*Stated task*: With the pictures left out, copy the listing below exactly.

*Rows*:

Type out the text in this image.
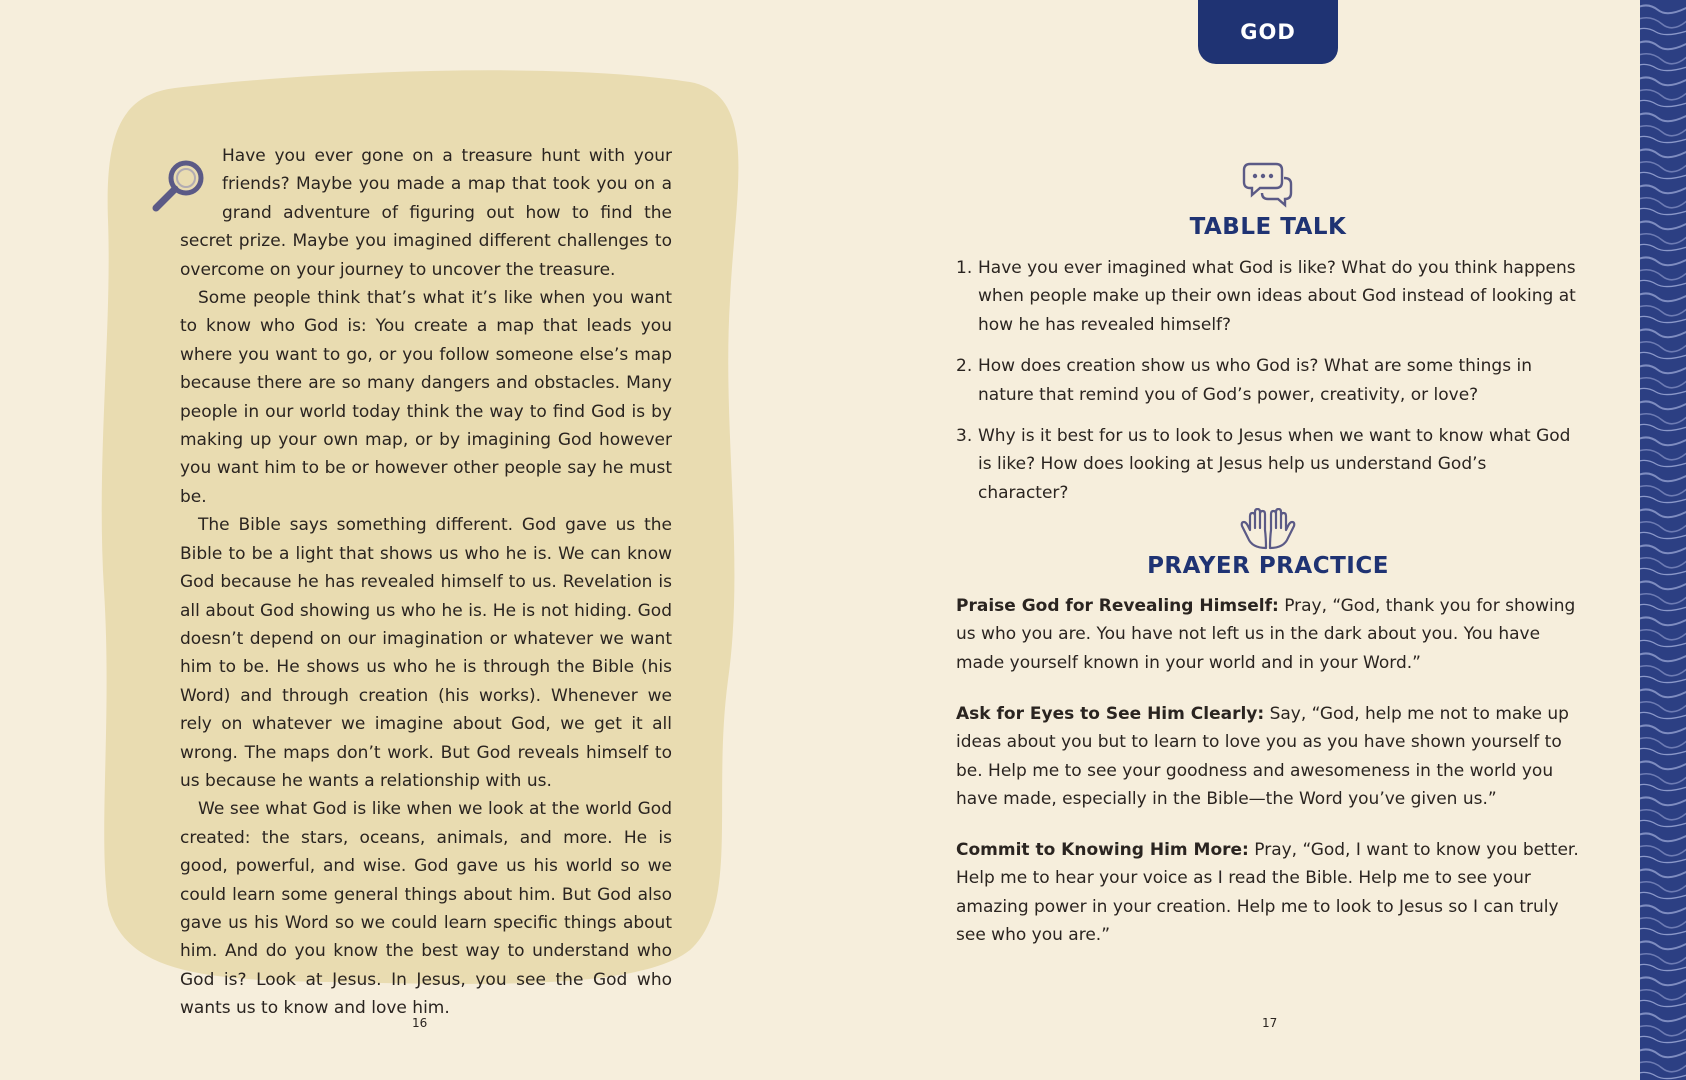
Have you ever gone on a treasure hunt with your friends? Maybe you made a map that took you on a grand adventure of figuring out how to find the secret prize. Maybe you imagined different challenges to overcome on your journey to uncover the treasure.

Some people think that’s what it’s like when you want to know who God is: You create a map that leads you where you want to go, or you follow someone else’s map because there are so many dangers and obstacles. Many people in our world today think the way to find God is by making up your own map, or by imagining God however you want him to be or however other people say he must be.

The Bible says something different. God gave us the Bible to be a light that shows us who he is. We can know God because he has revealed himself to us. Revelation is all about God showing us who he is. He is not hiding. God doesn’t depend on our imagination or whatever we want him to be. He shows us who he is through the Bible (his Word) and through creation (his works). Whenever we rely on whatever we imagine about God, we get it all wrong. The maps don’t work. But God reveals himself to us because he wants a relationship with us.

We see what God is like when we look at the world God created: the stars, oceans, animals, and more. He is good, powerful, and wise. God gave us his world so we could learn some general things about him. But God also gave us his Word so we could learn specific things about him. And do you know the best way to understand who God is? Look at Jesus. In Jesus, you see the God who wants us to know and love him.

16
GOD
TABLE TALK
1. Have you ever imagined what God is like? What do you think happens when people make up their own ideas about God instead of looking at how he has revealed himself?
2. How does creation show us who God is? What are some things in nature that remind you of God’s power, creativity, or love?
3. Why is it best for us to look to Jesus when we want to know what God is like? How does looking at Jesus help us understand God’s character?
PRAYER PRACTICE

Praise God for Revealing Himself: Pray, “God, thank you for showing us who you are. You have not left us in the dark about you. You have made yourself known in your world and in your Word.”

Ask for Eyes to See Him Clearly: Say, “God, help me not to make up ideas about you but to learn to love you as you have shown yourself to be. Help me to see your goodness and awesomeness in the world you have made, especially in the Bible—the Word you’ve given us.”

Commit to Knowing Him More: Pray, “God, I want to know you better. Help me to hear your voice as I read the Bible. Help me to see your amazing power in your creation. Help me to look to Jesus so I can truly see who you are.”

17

*Solution*:
Type out the text in this image.
Have you ever gone on a treasure hunt with your friends? Maybe you made a map that took you on a grand adventure of figuring out how to find the secret prize. Maybe you imagined different challenges to overcome on your journey to uncover the treasure.

Some people think that’s what it’s like when you want to know who God is: You create a map that leads you where you want to go, or you follow someone else’s map because there are so many dangers and obstacles. Many people in our world today think the way to find God is by making up your own map, or by imagining God however you want him to be or however other people say he must be.

The Bible says something different. God gave us the Bible to be a light that shows us who he is. We can know God because he has revealed himself to us. Revelation is all about God showing us who he is. He is not hiding. God doesn’t depend on our imagination or whatever we want him to be. He shows us who he is through the Bible (his Word) and through creation (his works). Whenever we rely on whatever we imagine about God, we get it all wrong. The maps don’t work. But God reveals himself to us because he wants a relationship with us.

We see what God is like when we look at the world God created: the stars, oceans, animals, and more. He is good, powerful, and wise. God gave us his world so we could learn some general things about him. But God also gave us his Word so we could learn specific things about him. And do you know the best way to understand who God is? Look at Jesus. In Jesus, you see the God who wants us to know and love him.

16
GOD
TABLE TALK
1. Have you ever imagined what God is like? What do you think happens when people make up their own ideas about God instead of looking at how he has revealed himself?
2. How does creation show us who God is? What are some things in nature that remind you of God’s power, creativity, or love?
3. Why is it best for us to look to Jesus when we want to know what God is like? How does looking at Jesus help us understand God’s character?
PRAYER PRACTICE

Praise God for Revealing Himself: Pray, “God, thank you for showing us who you are. You have not left us in the dark about you. You have made yourself known in your world and in your Word.”

Ask for Eyes to See Him Clearly: Say, “God, help me not to make up ideas about you but to learn to love you as you have shown yourself to be. Help me to see your goodness and awesomeness in the world you have made, especially in the Bible—the Word you’ve given us.”

Commit to Knowing Him More: Pray, “God, I want to know you better. Help me to hear your voice as I read the Bible. Help me to see your amazing power in your creation. Help me to look to Jesus so I can truly see who you are.”

17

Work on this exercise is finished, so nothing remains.